Task brief: Reproduce the records below exactly as they appear, omitting any pictures they contain.

Records for the task:
•••••
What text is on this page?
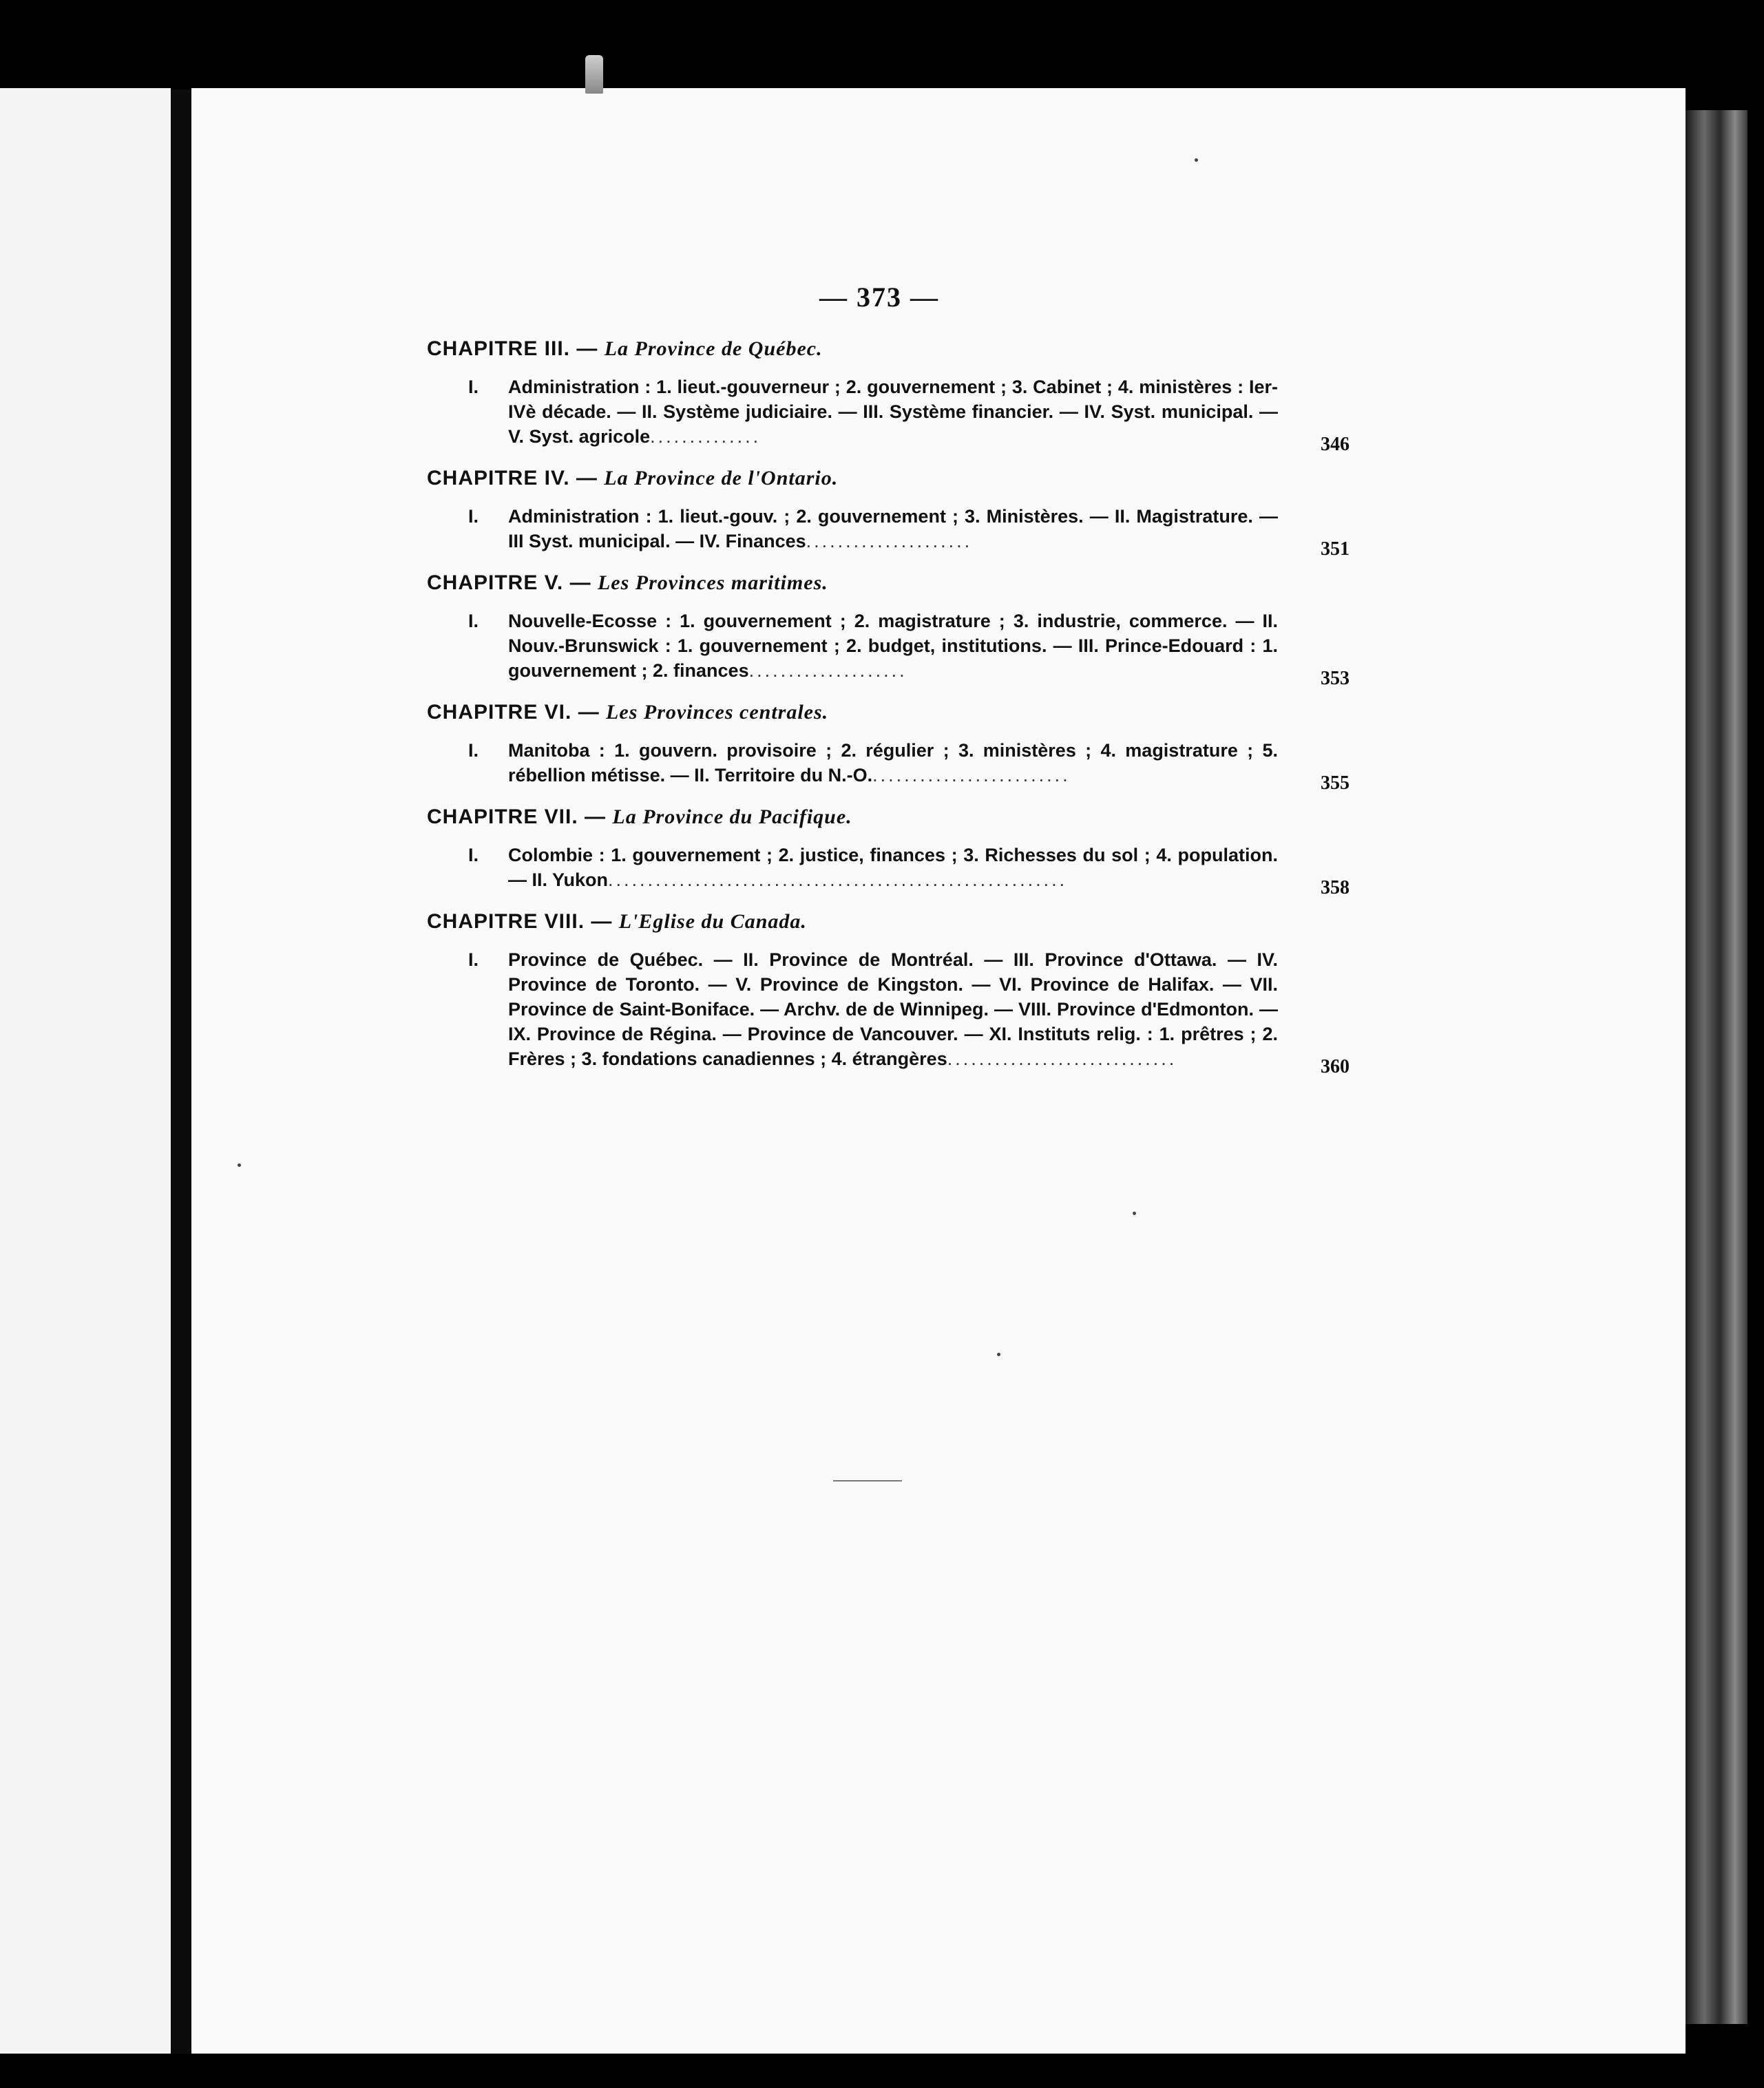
— 373 —
CHAPITRE III. — La Province de Québec.
I.	Administration : 1. lieut.-gouverneur ; 2. gouvernement ; 3. Cabinet ; 4. ministères : Ier-IVè décade. — II. Système judiciaire. — III. Système financier. — IV. Syst. municipal. — V. Syst. agricole..............	346
CHAPITRE IV. — La Province de l'Ontario.
I.	Administration : 1. lieut.-gouv. ; 2. gouvernement ; 3. Ministères. — II. Magistrature. — III Syst. municipal. — IV. Finances.....................	351
CHAPITRE V. — Les Provinces maritimes.
I.	Nouvelle-Ecosse : 1. gouvernement ; 2. magistrature ; 3. industrie, commerce. — II. Nouv.-Brunswick : 1. gouvernement ; 2. budget, institutions. — III. Prince-Edouard : 1. gouvernement ; 2. finances....................	353
CHAPITRE VI. — Les Provinces centrales.
I.	Manitoba : 1. gouvern. provisoire ; 2. régulier ; 3. ministères ; 4. magistrature ; 5. rébellion métisse. — II. Territoire du N.-O..........................	355
CHAPITRE VII. — La Province du Pacifique.
I.	Colombie : 1. gouvernement ; 2. justice, finances ; 3. Richesses du sol ; 4. population. — II. Yukon..........................................................	358
CHAPITRE VIII. — L'Eglise du Canada.
I.	Province de Québec. — II. Province de Montréal. — III. Province d'Ottawa. — IV. Province de Toronto. — V. Province de Kingston. — VI. Province de Halifax. — VII. Province de Saint-Boniface. — Archv. de de Winnipeg. — VIII. Province d'Edmonton. — IX. Province de Régina. — Province de Vancouver. — XI. Instituts relig. : 1. prêtres ; 2. Frères ; 3. fondations canadiennes ; 4. étrangères.............................	360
•••••
Finished exercise:
What text is on this page?
— 373 —
CHAPITRE III. — La Province de Québec.
I.	Administration : 1. lieut.-gouverneur ; 2. gouvernement ; 3. Cabinet ; 4. ministères : Ier-IVè décade. — II. Système judiciaire. — III. Système financier. — IV. Syst. municipal. — V. Syst. agricole..............	346
CHAPITRE IV. — La Province de l'Ontario.
I.	Administration : 1. lieut.-gouv. ; 2. gouvernement ; 3. Ministères. — II. Magistrature. — III Syst. municipal. — IV. Finances.....................	351
CHAPITRE V. — Les Provinces maritimes.
I.	Nouvelle-Ecosse : 1. gouvernement ; 2. magistrature ; 3. industrie, commerce. — II. Nouv.-Brunswick : 1. gouvernement ; 2. budget, institutions. — III. Prince-Edouard : 1. gouvernement ; 2. finances....................	353
CHAPITRE VI. — Les Provinces centrales.
I.	Manitoba : 1. gouvern. provisoire ; 2. régulier ; 3. ministères ; 4. magistrature ; 5. rébellion métisse. — II. Territoire du N.-O..........................	355
CHAPITRE VII. — La Province du Pacifique.
I.	Colombie : 1. gouvernement ; 2. justice, finances ; 3. Richesses du sol ; 4. population. — II. Yukon..........................................................	358
CHAPITRE VIII. — L'Eglise du Canada.
I.	Province de Québec. — II. Province de Montréal. — III. Province d'Ottawa. — IV. Province de Toronto. — V. Province de Kingston. — VI. Province de Halifax. — VII. Province de Saint-Boniface. — Archv. de de Winnipeg. — VIII. Province d'Edmonton. — IX. Province de Régina. — Province de Vancouver. — XI. Instituts relig. : 1. prêtres ; 2. Frères ; 3. fondations canadiennes ; 4. étrangères.............................	360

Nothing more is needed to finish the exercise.